:: Dataset entries ::
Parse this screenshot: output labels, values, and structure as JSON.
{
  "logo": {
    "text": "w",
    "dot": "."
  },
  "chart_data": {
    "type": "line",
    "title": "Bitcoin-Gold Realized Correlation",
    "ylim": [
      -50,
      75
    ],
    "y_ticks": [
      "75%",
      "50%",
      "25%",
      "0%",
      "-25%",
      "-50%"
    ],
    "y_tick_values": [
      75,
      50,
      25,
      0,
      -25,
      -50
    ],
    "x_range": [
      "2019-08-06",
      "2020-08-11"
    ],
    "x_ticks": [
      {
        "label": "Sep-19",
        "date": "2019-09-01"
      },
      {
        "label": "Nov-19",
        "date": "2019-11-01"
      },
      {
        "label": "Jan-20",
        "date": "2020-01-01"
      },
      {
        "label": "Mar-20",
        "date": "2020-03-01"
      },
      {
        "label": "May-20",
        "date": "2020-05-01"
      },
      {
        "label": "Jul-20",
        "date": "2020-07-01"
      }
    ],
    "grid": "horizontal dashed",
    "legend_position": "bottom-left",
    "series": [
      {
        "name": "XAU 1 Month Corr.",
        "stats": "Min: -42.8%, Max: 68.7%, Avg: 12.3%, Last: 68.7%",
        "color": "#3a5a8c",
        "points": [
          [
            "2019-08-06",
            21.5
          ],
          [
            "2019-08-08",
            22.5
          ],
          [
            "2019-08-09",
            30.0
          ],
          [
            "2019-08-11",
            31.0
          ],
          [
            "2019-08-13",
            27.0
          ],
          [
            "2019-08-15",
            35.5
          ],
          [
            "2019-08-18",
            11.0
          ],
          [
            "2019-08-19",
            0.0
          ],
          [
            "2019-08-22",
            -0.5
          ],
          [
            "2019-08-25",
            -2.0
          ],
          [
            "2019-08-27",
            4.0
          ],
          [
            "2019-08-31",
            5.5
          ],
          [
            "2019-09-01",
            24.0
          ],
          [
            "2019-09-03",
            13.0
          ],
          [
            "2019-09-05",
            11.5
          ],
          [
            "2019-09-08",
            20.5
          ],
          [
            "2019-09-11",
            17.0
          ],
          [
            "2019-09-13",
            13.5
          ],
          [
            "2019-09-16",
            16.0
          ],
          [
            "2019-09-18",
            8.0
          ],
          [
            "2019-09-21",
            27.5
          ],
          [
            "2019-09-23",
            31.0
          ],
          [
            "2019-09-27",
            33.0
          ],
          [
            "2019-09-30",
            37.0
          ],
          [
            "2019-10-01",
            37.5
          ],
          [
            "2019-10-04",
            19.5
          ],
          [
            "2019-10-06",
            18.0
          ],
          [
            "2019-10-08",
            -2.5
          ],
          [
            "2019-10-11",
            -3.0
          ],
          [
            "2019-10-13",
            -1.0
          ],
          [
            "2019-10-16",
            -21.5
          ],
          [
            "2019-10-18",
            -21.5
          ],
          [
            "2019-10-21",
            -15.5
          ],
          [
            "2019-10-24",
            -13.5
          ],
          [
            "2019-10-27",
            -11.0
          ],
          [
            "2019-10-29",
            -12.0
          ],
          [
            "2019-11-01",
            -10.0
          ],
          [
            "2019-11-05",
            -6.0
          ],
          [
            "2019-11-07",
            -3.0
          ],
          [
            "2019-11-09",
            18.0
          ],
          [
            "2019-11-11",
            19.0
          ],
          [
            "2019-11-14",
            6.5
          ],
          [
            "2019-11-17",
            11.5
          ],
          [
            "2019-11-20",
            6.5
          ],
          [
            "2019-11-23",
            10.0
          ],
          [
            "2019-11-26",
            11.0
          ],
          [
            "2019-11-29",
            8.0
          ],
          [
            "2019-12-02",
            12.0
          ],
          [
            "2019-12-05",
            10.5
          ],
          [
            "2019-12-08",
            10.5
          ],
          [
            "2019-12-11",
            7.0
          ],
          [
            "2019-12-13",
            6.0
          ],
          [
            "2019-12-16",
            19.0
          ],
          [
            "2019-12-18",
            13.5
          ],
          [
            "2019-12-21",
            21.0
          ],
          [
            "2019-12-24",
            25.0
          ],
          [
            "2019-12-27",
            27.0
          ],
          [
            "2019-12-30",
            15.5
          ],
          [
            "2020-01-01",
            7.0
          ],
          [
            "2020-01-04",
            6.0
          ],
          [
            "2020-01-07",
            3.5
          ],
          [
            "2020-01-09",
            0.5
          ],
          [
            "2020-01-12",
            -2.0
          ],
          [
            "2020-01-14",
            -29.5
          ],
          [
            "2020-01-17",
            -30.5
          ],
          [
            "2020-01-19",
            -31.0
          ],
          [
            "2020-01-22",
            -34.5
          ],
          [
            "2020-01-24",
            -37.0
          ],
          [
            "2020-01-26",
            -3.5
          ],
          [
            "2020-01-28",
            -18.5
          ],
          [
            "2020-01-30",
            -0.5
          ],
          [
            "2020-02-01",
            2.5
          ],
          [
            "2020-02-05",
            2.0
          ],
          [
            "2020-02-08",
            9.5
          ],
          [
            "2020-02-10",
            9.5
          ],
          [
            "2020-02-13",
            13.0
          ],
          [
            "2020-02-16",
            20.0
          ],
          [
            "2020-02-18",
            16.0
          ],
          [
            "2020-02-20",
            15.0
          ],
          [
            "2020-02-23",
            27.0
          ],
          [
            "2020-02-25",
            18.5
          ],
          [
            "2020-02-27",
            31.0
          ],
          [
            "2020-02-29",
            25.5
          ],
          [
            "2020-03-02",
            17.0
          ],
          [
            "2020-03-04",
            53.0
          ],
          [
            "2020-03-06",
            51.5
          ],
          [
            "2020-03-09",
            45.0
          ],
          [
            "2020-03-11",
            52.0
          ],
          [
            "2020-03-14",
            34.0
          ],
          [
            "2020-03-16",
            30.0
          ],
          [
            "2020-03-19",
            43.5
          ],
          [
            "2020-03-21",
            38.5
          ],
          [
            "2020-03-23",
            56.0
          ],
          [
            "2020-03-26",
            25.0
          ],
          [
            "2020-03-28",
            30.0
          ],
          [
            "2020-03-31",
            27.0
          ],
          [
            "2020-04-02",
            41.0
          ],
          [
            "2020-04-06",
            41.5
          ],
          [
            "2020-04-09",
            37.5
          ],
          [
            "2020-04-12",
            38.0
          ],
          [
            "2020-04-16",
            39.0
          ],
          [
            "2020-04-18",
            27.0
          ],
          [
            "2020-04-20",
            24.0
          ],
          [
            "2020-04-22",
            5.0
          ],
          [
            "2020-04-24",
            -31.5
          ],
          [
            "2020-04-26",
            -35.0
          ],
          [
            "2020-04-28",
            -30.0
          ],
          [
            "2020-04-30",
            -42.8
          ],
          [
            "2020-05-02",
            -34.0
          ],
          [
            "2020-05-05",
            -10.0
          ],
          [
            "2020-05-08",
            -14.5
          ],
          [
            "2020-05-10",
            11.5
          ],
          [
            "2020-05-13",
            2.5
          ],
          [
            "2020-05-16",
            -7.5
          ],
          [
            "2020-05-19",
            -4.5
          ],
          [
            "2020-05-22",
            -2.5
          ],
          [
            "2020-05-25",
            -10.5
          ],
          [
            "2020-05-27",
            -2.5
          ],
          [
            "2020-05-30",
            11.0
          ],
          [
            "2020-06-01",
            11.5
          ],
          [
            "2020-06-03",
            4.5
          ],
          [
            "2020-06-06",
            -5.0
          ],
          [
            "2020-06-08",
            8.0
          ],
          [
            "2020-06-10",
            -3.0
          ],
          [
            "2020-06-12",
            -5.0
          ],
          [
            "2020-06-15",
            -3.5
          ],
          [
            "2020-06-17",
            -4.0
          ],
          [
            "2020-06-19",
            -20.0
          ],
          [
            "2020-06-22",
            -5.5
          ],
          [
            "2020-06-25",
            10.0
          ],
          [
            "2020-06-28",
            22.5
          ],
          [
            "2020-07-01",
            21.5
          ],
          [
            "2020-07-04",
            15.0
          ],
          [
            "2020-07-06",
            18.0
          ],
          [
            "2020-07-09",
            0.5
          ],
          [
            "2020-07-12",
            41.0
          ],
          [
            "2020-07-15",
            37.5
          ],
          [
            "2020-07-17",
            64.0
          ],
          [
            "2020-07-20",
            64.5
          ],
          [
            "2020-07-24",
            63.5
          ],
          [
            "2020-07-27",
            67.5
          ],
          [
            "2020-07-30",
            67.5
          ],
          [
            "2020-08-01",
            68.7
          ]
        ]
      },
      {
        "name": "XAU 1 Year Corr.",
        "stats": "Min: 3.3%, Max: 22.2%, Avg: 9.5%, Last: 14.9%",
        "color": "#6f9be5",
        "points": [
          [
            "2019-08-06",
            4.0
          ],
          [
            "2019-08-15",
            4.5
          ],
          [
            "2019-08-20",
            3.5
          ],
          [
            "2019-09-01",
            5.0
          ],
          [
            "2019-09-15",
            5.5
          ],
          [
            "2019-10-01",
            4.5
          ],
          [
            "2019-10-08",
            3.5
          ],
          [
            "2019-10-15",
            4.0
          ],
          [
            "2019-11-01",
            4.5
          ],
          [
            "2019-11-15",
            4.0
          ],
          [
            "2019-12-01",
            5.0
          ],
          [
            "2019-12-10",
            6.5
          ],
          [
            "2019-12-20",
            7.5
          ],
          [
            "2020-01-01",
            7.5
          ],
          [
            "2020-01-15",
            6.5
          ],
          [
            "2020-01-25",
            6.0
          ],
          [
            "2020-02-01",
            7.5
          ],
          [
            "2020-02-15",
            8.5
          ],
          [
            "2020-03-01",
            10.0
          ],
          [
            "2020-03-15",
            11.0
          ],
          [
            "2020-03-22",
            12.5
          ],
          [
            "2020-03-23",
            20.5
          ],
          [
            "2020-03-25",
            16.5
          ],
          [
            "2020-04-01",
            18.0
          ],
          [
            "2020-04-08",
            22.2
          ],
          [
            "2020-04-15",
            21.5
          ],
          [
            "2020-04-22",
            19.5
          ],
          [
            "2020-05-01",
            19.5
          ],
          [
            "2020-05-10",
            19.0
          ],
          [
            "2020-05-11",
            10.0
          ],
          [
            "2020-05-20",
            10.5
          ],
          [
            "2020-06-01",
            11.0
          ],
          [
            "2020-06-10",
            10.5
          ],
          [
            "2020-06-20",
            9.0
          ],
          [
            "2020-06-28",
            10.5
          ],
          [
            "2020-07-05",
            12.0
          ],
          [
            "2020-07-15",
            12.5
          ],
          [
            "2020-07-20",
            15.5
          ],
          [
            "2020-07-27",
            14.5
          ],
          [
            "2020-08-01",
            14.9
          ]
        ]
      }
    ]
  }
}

...

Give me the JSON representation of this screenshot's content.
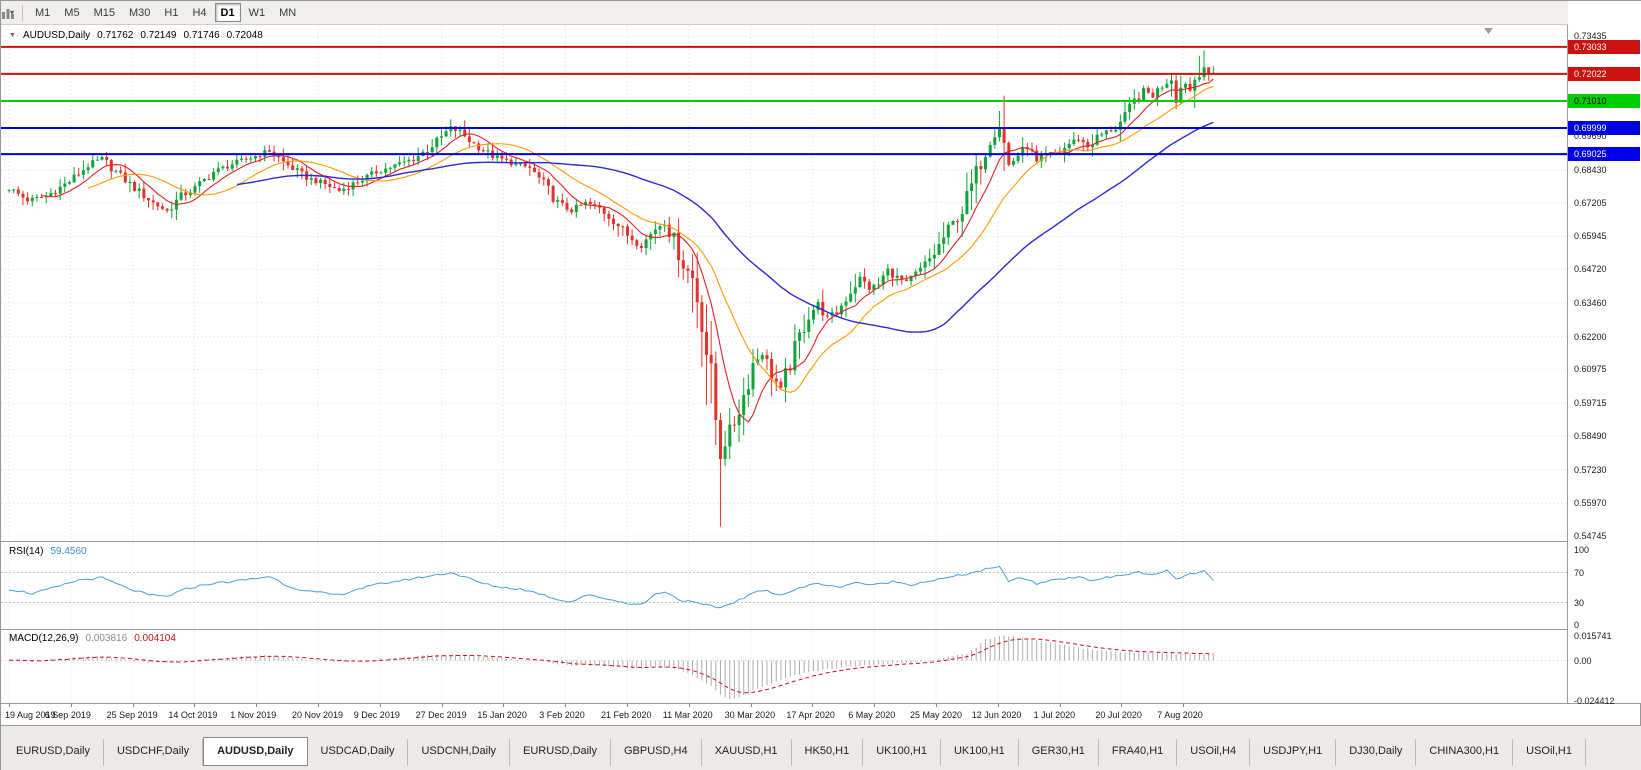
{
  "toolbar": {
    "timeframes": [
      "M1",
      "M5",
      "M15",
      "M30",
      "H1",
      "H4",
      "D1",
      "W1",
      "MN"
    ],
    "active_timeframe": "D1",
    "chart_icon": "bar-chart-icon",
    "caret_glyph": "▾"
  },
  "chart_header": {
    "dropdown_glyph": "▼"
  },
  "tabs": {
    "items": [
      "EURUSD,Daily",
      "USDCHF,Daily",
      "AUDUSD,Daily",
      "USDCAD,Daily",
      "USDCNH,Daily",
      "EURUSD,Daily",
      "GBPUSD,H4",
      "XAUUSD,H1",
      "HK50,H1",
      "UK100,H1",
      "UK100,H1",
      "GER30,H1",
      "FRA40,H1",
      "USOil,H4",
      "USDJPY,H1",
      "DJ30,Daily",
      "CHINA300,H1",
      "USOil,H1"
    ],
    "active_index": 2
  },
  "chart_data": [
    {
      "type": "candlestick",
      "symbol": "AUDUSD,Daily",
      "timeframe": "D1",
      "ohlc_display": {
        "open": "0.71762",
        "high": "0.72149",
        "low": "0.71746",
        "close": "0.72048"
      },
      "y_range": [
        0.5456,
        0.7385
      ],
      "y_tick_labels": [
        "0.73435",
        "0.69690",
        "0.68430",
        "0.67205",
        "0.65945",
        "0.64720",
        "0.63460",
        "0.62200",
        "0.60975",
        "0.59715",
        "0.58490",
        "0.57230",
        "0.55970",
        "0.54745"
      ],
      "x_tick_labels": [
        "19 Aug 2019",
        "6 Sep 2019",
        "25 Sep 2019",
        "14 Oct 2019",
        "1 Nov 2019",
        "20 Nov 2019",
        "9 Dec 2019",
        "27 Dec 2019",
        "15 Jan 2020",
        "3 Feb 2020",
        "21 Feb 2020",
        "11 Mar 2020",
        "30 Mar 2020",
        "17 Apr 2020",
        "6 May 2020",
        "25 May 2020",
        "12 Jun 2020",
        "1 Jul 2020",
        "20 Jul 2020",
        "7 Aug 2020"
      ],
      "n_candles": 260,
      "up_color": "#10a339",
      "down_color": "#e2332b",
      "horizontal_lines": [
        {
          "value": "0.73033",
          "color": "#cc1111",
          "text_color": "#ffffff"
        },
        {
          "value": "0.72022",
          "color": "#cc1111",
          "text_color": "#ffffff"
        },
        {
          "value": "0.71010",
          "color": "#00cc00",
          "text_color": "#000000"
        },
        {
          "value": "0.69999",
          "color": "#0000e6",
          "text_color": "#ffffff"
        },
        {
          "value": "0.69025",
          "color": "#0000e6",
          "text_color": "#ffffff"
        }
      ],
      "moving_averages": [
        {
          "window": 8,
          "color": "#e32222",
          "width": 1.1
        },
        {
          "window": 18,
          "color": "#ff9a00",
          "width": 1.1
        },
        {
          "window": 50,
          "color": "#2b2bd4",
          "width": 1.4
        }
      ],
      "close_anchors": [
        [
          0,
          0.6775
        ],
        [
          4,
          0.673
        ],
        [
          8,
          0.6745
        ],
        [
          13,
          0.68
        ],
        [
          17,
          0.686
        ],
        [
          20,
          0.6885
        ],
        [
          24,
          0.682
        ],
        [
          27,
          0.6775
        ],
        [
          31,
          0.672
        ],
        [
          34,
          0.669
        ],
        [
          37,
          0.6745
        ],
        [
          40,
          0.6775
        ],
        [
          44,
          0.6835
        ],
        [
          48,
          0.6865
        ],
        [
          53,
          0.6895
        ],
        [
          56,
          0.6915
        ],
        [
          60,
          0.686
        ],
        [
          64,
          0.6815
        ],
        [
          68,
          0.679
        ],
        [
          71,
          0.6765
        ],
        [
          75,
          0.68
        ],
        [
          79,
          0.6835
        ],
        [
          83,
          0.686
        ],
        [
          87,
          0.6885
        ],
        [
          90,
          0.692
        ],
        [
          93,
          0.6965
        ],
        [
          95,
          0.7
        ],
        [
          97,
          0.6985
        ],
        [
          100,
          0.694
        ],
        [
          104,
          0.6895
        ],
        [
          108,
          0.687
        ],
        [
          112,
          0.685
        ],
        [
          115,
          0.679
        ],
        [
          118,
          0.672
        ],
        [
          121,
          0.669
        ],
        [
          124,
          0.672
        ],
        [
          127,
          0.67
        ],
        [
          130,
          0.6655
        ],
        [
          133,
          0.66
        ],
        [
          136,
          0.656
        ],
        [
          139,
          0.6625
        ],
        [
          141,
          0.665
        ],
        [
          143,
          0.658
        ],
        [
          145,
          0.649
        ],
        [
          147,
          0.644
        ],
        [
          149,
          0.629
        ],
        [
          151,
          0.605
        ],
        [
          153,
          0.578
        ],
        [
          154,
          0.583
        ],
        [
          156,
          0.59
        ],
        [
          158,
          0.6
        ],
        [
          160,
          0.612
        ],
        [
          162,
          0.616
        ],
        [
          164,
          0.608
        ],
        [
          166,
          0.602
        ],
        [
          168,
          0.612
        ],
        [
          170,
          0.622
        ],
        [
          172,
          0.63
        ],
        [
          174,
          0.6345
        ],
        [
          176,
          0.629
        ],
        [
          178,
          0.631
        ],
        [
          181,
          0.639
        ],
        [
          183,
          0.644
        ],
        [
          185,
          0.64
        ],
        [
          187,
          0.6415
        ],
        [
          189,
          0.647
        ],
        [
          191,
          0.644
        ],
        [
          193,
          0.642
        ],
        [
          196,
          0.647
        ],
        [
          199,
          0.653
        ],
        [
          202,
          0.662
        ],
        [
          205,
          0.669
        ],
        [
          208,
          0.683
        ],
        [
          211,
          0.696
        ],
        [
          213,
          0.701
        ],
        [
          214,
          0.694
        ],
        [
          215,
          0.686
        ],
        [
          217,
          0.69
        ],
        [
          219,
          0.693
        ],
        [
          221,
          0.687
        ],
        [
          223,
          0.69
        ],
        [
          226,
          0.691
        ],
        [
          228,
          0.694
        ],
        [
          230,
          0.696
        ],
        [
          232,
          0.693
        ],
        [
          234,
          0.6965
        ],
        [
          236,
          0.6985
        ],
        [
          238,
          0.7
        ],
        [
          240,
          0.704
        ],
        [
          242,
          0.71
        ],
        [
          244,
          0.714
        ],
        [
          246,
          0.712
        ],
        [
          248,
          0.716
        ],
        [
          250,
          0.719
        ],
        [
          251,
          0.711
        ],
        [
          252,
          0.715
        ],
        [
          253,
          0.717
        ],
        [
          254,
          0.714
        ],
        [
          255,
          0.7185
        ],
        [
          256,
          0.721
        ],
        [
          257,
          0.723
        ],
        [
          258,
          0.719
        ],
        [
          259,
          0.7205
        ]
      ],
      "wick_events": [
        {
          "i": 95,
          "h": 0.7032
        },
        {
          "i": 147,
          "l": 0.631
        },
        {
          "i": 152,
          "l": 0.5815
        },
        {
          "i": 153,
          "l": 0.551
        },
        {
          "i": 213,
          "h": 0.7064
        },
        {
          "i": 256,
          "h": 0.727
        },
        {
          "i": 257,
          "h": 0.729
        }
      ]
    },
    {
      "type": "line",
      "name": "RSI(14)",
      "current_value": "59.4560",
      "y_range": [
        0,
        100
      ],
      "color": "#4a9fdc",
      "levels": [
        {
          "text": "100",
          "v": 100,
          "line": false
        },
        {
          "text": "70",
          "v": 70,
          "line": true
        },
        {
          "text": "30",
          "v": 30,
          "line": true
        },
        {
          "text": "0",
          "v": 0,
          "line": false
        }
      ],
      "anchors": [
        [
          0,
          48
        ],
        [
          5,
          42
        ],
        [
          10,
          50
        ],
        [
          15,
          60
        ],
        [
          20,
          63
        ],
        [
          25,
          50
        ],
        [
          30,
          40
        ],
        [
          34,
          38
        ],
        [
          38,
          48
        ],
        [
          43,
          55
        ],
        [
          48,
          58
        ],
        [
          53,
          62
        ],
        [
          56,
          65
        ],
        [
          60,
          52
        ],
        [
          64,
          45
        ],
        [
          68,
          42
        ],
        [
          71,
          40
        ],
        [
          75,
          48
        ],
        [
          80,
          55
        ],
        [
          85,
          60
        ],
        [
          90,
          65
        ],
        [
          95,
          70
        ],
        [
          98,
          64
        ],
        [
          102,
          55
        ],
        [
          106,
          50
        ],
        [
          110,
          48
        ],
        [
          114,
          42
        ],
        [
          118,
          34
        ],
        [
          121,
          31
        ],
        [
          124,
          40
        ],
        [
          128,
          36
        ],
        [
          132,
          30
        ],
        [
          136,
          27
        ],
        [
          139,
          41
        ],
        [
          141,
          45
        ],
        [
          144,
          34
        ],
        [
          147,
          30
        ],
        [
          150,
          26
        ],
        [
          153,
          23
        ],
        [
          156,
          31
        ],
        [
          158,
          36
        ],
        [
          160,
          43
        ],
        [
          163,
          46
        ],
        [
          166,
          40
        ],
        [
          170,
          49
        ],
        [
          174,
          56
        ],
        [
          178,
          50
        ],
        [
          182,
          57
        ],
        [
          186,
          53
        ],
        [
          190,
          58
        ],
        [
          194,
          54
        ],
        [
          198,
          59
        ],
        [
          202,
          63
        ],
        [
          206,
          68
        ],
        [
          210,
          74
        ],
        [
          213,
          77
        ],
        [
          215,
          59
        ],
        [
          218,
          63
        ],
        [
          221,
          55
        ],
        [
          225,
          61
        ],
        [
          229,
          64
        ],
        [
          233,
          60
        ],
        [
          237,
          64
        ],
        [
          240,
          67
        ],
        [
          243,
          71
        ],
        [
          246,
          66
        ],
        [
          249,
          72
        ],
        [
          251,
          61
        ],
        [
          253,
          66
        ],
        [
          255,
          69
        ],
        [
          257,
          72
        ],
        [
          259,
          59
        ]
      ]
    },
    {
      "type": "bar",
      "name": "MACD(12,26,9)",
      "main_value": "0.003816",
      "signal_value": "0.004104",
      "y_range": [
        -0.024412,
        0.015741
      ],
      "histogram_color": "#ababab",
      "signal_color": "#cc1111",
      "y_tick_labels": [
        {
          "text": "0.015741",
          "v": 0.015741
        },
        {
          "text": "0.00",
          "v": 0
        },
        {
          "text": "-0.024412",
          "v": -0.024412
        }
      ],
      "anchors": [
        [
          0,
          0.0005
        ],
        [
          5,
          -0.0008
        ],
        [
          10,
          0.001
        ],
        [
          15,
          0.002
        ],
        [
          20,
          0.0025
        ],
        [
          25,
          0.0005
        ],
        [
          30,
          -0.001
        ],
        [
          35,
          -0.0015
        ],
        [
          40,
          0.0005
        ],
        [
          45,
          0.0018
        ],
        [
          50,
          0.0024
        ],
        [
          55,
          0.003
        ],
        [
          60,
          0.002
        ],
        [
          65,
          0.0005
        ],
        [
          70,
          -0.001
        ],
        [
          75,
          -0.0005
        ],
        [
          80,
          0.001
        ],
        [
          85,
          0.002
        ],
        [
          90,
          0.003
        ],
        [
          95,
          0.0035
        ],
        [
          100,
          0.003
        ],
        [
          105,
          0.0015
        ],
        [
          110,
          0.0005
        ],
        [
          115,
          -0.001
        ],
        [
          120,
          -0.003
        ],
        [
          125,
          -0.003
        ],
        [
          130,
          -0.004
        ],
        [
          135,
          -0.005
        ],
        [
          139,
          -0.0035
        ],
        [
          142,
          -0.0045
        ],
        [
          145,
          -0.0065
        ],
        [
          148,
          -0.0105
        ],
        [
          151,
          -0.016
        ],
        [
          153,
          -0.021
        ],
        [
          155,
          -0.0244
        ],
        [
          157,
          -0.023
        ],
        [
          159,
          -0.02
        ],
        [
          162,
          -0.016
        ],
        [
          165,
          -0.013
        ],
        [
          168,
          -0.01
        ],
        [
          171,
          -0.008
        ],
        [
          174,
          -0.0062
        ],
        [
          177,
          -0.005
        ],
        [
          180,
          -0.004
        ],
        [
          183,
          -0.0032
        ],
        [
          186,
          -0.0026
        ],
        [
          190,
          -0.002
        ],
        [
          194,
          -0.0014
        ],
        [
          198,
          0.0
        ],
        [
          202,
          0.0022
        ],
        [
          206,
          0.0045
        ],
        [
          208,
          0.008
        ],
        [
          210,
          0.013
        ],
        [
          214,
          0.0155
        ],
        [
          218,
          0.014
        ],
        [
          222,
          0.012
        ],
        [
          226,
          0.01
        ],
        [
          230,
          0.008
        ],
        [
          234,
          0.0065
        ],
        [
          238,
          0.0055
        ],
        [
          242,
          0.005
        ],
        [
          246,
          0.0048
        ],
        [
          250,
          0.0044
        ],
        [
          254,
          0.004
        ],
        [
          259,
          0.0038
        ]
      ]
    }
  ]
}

:: Short problem ::
List all lines where "name" occurs.

:: Full solution ::
        "name": "XAU 1 Month Corr.",
        "name": "XAU 1 Year Corr.",
      "name": "RSI(14)",
      "name": "MACD(12,26,9)",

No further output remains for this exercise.